— BEGIN Supplied entries —

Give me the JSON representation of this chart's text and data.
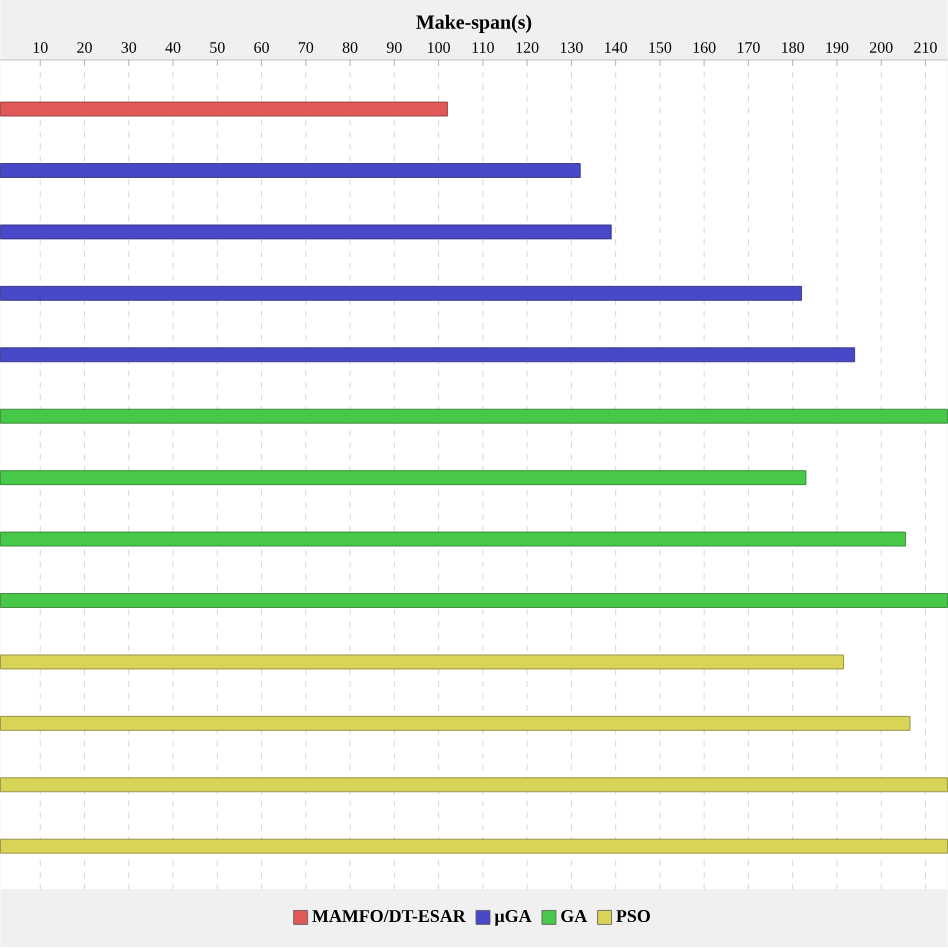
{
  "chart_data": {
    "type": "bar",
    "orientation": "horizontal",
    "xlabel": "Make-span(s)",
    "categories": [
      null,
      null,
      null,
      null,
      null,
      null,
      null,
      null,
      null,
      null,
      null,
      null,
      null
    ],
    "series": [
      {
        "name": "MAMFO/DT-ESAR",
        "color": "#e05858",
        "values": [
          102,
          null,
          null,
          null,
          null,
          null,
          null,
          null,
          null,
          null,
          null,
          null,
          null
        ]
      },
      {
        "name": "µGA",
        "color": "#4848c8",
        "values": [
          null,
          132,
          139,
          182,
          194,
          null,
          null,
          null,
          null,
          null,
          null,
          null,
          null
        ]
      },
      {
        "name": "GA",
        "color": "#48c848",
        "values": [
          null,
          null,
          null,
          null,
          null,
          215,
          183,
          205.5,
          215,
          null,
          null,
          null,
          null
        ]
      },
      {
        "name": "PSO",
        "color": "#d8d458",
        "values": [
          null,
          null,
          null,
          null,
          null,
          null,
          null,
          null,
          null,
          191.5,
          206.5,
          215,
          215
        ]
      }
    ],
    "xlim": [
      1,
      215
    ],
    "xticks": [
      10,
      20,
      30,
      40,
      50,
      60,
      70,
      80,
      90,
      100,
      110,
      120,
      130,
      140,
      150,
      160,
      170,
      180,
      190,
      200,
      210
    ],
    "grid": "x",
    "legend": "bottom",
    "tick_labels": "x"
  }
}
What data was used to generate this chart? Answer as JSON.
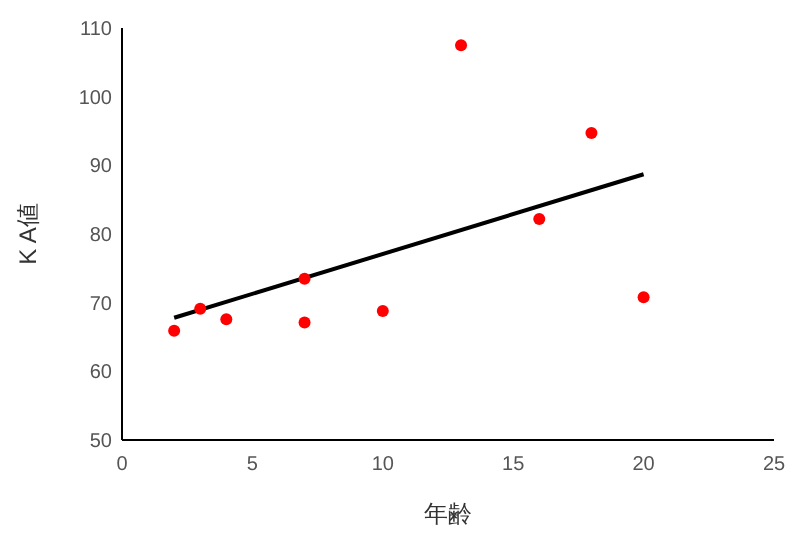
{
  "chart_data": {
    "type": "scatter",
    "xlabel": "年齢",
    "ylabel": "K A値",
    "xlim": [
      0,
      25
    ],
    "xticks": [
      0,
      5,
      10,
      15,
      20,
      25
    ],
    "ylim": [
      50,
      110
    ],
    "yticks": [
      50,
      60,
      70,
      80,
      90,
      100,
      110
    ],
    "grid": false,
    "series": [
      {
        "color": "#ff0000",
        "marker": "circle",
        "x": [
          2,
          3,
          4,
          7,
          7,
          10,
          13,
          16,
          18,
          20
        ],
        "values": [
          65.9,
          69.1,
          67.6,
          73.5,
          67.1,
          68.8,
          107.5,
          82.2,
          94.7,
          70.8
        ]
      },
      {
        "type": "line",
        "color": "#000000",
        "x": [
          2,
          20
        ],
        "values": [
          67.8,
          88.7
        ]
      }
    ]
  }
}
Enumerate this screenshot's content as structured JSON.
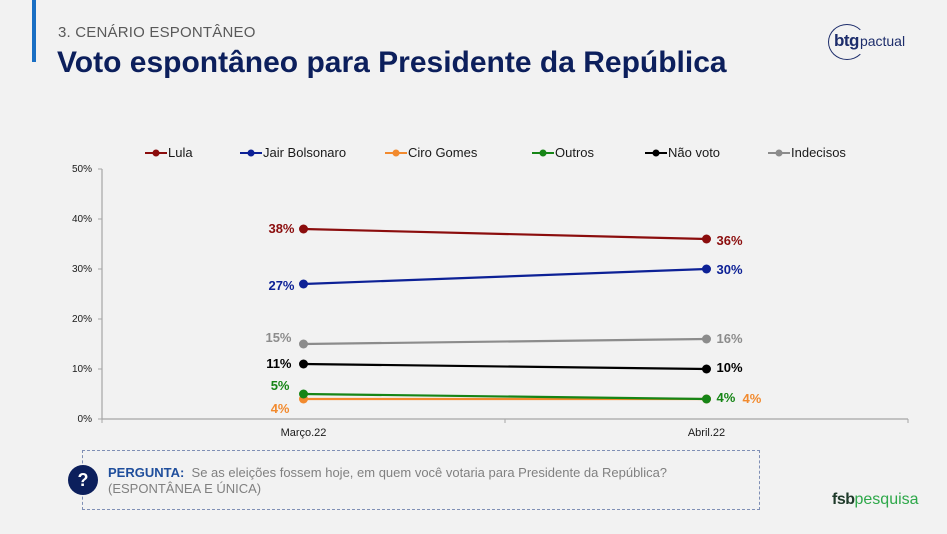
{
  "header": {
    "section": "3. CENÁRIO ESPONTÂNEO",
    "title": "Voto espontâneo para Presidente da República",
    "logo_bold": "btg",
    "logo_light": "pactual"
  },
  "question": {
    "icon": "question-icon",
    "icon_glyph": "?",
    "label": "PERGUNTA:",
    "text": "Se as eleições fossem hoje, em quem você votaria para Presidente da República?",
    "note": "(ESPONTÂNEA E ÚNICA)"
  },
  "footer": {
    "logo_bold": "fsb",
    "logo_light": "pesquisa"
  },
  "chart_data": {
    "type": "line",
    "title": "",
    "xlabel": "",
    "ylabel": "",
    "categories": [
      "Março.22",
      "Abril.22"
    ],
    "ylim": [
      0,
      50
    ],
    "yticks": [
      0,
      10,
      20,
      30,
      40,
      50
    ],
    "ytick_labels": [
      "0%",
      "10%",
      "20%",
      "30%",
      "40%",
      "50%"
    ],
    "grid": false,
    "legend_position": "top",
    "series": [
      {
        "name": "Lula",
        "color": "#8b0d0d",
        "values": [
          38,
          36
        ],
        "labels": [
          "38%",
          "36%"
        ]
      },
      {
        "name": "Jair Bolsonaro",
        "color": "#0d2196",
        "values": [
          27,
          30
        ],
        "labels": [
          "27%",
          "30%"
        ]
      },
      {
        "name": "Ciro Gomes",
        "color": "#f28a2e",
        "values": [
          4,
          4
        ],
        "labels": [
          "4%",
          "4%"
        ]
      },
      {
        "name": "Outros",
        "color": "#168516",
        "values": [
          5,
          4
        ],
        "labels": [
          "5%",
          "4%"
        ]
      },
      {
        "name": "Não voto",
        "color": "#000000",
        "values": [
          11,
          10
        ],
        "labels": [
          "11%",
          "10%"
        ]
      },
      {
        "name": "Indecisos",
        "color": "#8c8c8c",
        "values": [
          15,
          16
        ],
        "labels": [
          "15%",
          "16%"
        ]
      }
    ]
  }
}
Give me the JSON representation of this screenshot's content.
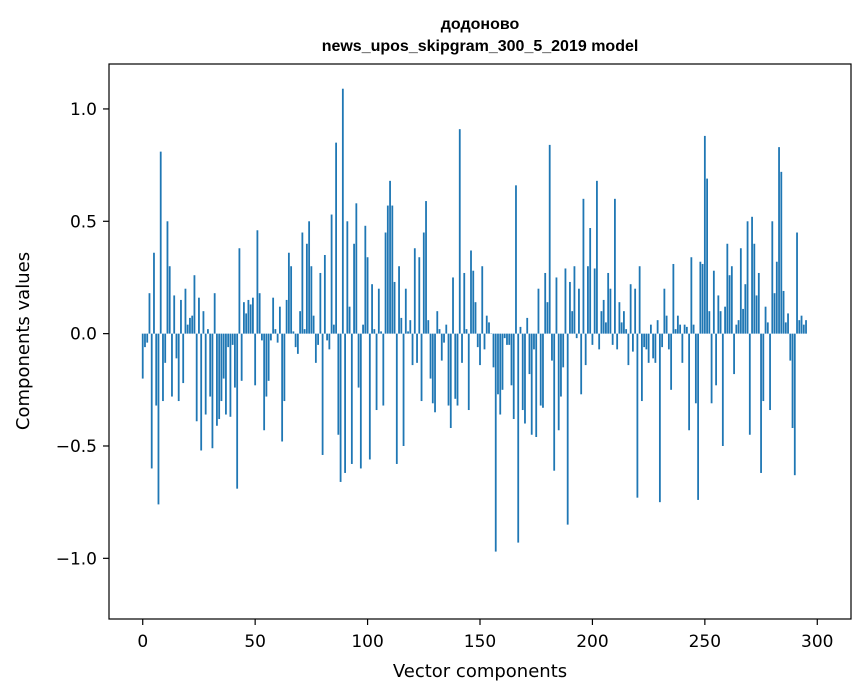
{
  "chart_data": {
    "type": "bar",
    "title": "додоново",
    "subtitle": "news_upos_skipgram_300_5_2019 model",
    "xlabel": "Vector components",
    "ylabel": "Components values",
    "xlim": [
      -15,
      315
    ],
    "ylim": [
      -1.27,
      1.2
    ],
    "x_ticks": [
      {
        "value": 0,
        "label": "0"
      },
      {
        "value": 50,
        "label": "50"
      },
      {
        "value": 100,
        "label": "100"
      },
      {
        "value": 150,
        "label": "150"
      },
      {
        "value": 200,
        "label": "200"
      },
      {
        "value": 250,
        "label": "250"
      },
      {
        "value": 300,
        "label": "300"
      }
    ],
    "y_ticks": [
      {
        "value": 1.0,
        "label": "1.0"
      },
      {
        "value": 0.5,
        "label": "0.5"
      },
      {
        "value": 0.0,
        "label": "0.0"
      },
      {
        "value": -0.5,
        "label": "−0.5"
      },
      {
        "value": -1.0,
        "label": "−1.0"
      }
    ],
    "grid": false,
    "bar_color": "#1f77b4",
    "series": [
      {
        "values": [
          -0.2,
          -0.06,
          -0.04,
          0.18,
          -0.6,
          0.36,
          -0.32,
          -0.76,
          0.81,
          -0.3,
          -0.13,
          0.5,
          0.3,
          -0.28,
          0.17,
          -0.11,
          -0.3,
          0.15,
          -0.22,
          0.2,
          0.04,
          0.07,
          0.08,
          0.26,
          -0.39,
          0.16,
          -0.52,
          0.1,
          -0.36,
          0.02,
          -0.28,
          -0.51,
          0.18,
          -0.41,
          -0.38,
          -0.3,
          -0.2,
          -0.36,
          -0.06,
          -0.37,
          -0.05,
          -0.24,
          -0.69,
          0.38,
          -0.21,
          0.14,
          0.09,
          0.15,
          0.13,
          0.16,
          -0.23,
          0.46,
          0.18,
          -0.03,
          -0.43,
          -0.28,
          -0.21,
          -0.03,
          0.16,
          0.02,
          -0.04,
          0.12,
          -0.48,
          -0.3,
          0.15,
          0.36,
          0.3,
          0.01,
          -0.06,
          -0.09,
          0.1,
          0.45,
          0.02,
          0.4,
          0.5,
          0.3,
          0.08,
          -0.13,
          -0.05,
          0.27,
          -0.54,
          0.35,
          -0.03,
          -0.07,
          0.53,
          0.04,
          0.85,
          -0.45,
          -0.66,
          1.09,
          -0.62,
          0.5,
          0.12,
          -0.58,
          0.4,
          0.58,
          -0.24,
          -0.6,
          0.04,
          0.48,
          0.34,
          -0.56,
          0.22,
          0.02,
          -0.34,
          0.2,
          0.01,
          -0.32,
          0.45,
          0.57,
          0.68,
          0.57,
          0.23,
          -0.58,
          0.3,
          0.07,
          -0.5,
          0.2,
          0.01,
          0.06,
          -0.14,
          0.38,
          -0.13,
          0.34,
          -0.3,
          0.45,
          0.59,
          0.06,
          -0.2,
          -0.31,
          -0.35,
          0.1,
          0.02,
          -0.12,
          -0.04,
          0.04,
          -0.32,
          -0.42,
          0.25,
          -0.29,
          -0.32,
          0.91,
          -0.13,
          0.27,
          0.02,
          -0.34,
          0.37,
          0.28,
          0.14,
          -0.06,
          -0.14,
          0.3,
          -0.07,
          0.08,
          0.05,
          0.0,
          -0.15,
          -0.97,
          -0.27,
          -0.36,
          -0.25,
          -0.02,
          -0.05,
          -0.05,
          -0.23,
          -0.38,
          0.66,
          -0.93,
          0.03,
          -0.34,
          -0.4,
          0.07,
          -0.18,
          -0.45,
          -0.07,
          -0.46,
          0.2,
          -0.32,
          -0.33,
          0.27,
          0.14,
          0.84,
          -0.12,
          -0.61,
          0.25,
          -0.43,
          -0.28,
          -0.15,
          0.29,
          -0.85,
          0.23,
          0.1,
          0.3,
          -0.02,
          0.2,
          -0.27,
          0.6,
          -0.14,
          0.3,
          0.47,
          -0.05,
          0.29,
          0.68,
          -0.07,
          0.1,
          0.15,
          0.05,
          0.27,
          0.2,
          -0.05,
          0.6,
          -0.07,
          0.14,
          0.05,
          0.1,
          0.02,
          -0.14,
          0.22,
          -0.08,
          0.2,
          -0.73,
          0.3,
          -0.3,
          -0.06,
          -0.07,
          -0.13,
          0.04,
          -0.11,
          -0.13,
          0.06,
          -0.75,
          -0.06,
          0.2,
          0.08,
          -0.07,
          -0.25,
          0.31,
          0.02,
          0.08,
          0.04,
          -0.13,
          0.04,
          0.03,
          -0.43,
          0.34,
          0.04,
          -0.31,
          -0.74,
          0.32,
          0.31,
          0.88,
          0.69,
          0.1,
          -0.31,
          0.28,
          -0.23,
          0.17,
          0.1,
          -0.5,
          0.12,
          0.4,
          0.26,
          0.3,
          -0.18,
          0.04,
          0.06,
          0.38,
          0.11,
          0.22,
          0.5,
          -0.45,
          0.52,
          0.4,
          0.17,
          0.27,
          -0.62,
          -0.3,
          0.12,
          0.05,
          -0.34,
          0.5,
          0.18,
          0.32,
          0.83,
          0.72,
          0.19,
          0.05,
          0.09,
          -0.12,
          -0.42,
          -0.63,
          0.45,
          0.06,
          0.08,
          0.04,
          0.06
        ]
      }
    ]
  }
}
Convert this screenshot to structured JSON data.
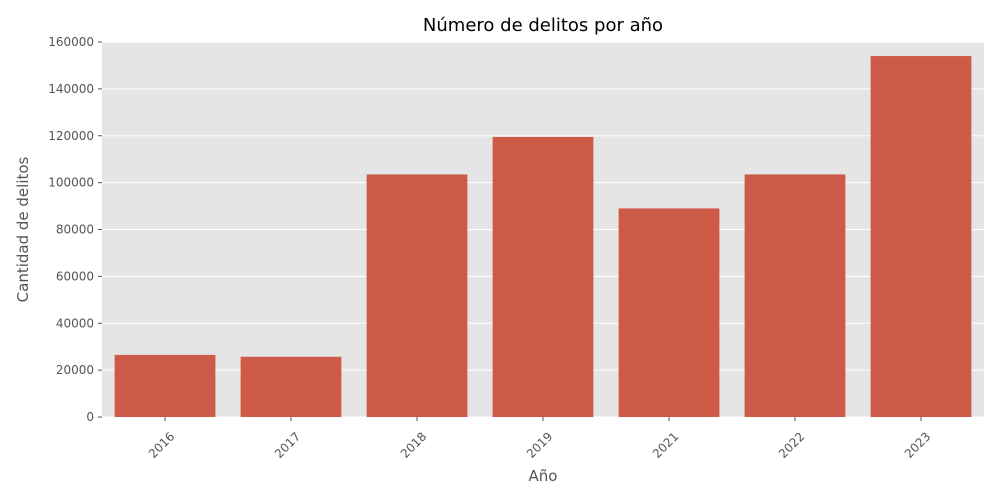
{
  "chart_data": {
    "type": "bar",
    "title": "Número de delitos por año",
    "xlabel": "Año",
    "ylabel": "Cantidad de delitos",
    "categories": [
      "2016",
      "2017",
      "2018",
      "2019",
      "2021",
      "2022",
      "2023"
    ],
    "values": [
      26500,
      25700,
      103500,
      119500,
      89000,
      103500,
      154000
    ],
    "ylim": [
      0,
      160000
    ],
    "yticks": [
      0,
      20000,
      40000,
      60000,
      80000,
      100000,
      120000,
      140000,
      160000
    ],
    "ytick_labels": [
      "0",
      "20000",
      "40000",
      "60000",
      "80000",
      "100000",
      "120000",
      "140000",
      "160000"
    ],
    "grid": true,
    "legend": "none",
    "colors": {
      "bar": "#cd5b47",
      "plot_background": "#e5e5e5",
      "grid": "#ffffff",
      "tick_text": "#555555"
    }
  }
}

— END Supplied entries —

_Work instructions_:
Copy every line that includes the string "Give" from the material above.

_The completed task_:
Give me the JSON representation of this chart's text and data.
Give me the JSON representation of this screenshot's content.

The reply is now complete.